### DO THIS:
Produce an exact copy of all the records.

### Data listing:
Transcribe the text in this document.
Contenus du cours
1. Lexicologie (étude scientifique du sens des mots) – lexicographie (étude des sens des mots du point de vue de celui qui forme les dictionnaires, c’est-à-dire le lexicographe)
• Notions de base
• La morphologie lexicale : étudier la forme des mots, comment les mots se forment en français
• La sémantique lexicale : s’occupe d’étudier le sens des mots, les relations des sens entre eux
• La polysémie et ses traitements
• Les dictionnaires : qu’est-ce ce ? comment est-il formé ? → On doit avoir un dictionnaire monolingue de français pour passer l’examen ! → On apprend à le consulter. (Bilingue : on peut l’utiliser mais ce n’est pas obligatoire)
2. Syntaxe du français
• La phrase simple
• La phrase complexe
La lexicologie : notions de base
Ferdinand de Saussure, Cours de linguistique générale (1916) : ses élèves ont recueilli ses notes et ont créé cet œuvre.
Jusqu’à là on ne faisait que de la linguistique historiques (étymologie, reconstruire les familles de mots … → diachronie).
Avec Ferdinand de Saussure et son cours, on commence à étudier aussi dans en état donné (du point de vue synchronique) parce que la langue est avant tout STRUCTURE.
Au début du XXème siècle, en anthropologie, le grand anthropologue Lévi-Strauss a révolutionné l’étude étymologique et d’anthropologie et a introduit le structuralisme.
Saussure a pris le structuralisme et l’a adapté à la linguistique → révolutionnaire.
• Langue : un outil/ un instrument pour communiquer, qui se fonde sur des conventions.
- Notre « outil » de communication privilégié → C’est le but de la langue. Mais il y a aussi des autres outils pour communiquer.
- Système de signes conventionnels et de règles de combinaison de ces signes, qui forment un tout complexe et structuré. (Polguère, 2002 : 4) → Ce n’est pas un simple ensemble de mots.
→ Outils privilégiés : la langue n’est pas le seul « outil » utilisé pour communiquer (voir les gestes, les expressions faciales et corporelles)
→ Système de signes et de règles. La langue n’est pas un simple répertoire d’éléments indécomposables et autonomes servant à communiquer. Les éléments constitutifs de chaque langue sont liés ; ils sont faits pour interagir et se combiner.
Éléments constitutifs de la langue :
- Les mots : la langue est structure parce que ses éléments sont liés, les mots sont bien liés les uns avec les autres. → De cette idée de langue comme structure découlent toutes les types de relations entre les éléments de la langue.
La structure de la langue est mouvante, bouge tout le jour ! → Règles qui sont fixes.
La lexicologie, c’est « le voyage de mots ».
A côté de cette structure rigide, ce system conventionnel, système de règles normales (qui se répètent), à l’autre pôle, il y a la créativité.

### SOLUTION TO THIS PROBLEM:
Transcribe the text in this document.
Contenus du cours
1. Lexicologie (étude scientifique du sens des mots) – lexicographie (étude des sens des mots du point de vue de celui qui forme les dictionnaires, c’est-à-dire le lexicographe)
• Notions de base
• La morphologie lexicale : étudier la forme des mots, comment les mots se forment en français
• La sémantique lexicale : s’occupe d’étudier le sens des mots, les relations des sens entre eux
• La polysémie et ses traitements
• Les dictionnaires : qu’est-ce ce ? comment est-il formé ? → On doit avoir un dictionnaire monolingue de français pour passer l’examen ! → On apprend à le consulter. (Bilingue : on peut l’utiliser mais ce n’est pas obligatoire)
2. Syntaxe du français
• La phrase simple
• La phrase complexe
La lexicologie : notions de base
Ferdinand de Saussure, Cours de linguistique générale (1916) : ses élèves ont recueilli ses notes et ont créé cet œuvre.
Jusqu’à là on ne faisait que de la linguistique historiques (étymologie, reconstruire les familles de mots … → diachronie).
Avec Ferdinand de Saussure et son cours, on commence à étudier aussi dans en état donné (du point de vue synchronique) parce que la langue est avant tout STRUCTURE.
Au début du XXème siècle, en anthropologie, le grand anthropologue Lévi-Strauss a révolutionné l’étude étymologique et d’anthropologie et a introduit le structuralisme.
Saussure a pris le structuralisme et l’a adapté à la linguistique → révolutionnaire.
• Langue : un outil/ un instrument pour communiquer, qui se fonde sur des conventions.
- Notre « outil » de communication privilégié → C’est le but de la langue. Mais il y a aussi des autres outils pour communiquer.
- Système de signes conventionnels et de règles de combinaison de ces signes, qui forment un tout complexe et structuré. (Polguère, 2002 : 4) → Ce n’est pas un simple ensemble de mots.
→ Outils privilégiés : la langue n’est pas le seul « outil » utilisé pour communiquer (voir les gestes, les expressions faciales et corporelles)
→ Système de signes et de règles. La langue n’est pas un simple répertoire d’éléments indécomposables et autonomes servant à communiquer. Les éléments constitutifs de chaque langue sont liés ; ils sont faits pour interagir et se combiner.
Éléments constitutifs de la langue :
- Les mots : la langue est structure parce que ses éléments sont liés, les mots sont bien liés les uns avec les autres. → De cette idée de langue comme structure découlent toutes les types de relations entre les éléments de la langue.
La structure de la langue est mouvante, bouge tout le jour ! → Règles qui sont fixes.
La lexicologie, c’est « le voyage de mots ».
A côté de cette structure rigide, ce system conventionnel, système de règles normales (qui se répètent), à l’autre pôle, il y a la créativité.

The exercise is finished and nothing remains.